__GOAL OF THE EXERCISE__.
All entries should be output exactly as they stand.

__GIVEN DATA__.
»»
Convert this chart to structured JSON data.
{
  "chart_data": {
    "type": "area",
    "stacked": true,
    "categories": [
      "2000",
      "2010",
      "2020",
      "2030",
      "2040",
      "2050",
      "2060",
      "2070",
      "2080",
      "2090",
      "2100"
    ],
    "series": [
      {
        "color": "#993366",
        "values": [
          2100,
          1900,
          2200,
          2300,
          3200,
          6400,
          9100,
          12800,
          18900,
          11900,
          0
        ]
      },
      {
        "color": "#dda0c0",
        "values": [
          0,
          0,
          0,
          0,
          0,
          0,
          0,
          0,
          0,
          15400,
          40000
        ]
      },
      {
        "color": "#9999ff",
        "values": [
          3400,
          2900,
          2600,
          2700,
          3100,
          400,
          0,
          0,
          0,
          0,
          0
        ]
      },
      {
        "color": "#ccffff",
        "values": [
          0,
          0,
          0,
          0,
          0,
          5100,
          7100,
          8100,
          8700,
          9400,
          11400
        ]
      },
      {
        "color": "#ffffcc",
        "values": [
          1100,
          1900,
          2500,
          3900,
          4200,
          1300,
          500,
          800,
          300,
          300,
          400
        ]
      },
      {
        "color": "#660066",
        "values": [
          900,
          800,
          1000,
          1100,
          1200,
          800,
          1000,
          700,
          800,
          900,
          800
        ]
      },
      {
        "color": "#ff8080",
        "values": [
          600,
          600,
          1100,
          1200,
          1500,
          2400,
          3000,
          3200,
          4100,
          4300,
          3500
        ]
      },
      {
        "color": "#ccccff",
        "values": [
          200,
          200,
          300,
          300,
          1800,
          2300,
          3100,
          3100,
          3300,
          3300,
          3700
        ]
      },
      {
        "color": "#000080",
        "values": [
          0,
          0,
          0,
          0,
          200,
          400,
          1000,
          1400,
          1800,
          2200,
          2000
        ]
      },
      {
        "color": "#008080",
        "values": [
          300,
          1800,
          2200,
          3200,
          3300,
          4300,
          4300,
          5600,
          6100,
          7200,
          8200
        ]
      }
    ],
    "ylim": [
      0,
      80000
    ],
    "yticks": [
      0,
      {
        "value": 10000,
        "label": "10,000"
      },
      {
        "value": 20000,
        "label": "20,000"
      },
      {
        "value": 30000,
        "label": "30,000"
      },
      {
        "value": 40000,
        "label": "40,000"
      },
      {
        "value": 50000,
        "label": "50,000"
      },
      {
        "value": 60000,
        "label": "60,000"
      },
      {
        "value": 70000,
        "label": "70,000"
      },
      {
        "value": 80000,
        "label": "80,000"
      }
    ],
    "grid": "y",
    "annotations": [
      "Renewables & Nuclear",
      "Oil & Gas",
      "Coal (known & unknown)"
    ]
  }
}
««
__FINAL ANSWER__.
Convert this chart to structured JSON data.
{
  "chart_data": {
    "type": "area",
    "stacked": true,
    "categories": [
      "2000",
      "2010",
      "2020",
      "2030",
      "2040",
      "2050",
      "2060",
      "2070",
      "2080",
      "2090",
      "2100"
    ],
    "series": [
      {
        "color": "#993366",
        "values": [
          2100,
          1900,
          2200,
          2300,
          3200,
          6400,
          9100,
          12800,
          18900,
          11900,
          0
        ]
      },
      {
        "color": "#dda0c0",
        "values": [
          0,
          0,
          0,
          0,
          0,
          0,
          0,
          0,
          0,
          15400,
          40000
        ]
      },
      {
        "color": "#9999ff",
        "values": [
          3400,
          2900,
          2600,
          2700,
          3100,
          400,
          0,
          0,
          0,
          0,
          0
        ]
      },
      {
        "color": "#ccffff",
        "values": [
          0,
          0,
          0,
          0,
          0,
          5100,
          7100,
          8100,
          8700,
          9400,
          11400
        ]
      },
      {
        "color": "#ffffcc",
        "values": [
          1100,
          1900,
          2500,
          3900,
          4200,
          1300,
          500,
          800,
          300,
          300,
          400
        ]
      },
      {
        "color": "#660066",
        "values": [
          900,
          800,
          1000,
          1100,
          1200,
          800,
          1000,
          700,
          800,
          900,
          800
        ]
      },
      {
        "color": "#ff8080",
        "values": [
          600,
          600,
          1100,
          1200,
          1500,
          2400,
          3000,
          3200,
          4100,
          4300,
          3500
        ]
      },
      {
        "color": "#ccccff",
        "values": [
          200,
          200,
          300,
          300,
          1800,
          2300,
          3100,
          3100,
          3300,
          3300,
          3700
        ]
      },
      {
        "color": "#000080",
        "values": [
          0,
          0,
          0,
          0,
          200,
          400,
          1000,
          1400,
          1800,
          2200,
          2000
        ]
      },
      {
        "color": "#008080",
        "values": [
          300,
          1800,
          2200,
          3200,
          3300,
          4300,
          4300,
          5600,
          6100,
          7200,
          8200
        ]
      }
    ],
    "ylim": [
      0,
      80000
    ],
    "yticks": [
      0,
      {
        "value": 10000,
        "label": "10,000"
      },
      {
        "value": 20000,
        "label": "20,000"
      },
      {
        "value": 30000,
        "label": "30,000"
      },
      {
        "value": 40000,
        "label": "40,000"
      },
      {
        "value": 50000,
        "label": "50,000"
      },
      {
        "value": 60000,
        "label": "60,000"
      },
      {
        "value": 70000,
        "label": "70,000"
      },
      {
        "value": 80000,
        "label": "80,000"
      }
    ],
    "grid": "y",
    "annotations": [
      "Renewables & Nuclear",
      "Oil & Gas",
      "Coal (known & unknown)"
    ]
  }
}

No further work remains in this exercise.